[TASK BRIEF] Report how many lines of these entries hold the string "this"; reply with the number alone.

[DATA FOR PROCESSING]
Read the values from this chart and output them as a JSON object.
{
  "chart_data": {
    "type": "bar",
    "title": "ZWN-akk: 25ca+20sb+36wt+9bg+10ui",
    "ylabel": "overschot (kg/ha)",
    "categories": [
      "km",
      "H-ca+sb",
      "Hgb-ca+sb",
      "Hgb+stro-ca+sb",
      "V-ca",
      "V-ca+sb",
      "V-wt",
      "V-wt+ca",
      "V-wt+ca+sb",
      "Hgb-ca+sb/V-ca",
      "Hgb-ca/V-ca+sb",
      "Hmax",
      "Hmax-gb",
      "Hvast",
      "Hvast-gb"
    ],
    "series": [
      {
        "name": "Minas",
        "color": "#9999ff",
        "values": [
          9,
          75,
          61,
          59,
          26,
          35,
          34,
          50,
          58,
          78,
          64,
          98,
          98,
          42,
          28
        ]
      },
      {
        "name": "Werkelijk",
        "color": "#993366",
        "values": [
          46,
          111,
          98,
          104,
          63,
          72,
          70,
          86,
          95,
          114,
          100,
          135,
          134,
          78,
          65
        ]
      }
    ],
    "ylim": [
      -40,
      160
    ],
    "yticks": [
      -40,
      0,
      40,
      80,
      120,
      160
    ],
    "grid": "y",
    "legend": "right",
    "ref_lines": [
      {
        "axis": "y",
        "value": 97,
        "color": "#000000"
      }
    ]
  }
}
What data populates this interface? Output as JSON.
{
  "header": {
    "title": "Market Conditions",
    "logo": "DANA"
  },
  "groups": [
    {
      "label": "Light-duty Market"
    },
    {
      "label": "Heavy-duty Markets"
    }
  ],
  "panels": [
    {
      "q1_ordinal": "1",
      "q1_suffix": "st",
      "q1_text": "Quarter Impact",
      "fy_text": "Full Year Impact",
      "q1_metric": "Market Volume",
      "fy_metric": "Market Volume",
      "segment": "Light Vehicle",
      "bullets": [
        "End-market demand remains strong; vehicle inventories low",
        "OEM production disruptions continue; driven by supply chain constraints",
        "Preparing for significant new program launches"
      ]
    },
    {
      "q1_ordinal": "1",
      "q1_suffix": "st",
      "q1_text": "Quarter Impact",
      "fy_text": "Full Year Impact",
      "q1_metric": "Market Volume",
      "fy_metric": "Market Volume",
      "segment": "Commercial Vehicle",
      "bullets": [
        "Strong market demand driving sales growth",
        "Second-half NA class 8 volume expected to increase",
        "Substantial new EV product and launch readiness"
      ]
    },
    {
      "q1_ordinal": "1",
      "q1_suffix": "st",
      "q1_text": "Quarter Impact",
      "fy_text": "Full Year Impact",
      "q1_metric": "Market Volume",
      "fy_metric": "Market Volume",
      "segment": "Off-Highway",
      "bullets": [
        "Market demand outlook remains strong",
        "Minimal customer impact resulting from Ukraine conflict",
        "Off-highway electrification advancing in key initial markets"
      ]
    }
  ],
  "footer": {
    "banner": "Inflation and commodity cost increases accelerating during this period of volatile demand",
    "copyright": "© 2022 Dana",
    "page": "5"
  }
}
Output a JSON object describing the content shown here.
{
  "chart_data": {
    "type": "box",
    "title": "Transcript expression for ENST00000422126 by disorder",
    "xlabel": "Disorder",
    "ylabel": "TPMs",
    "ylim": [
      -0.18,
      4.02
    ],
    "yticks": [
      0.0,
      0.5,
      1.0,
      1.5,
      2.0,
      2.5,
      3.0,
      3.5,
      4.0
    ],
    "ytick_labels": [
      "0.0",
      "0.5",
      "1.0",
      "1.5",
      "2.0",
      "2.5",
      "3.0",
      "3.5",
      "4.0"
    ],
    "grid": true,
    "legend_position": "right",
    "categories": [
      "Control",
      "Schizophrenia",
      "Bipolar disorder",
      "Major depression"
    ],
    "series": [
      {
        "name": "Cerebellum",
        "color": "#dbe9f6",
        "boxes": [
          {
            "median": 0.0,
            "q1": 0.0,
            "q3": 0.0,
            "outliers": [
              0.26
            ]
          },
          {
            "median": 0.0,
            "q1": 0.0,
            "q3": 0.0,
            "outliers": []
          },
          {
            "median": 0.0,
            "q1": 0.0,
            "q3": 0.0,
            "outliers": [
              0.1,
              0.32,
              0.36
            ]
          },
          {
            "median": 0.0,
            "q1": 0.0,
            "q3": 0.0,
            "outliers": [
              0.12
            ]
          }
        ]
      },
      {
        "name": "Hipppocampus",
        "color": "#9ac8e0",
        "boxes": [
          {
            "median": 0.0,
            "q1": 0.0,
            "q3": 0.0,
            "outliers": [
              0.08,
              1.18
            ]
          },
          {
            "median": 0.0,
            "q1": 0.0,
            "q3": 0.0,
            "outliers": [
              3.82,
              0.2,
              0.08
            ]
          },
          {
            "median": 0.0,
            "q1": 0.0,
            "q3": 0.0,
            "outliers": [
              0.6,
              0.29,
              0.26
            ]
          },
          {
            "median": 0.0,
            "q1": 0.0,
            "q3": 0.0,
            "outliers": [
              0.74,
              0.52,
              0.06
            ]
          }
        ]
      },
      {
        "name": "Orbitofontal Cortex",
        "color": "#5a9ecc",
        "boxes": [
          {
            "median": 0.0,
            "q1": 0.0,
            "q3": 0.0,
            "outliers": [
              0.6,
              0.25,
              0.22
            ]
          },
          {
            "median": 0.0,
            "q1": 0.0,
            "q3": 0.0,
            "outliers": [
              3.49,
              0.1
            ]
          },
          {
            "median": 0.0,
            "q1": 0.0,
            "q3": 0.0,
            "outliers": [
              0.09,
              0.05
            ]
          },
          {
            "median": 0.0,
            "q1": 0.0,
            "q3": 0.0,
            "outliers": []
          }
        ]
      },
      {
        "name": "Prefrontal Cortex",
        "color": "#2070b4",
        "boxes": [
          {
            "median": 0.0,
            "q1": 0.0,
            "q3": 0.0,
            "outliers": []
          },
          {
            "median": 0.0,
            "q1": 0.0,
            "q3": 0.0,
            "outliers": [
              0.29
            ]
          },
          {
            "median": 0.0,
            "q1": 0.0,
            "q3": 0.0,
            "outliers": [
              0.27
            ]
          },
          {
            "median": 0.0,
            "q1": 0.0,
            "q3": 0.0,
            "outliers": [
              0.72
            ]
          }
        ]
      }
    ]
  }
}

[EXERCISE ANSWER] 3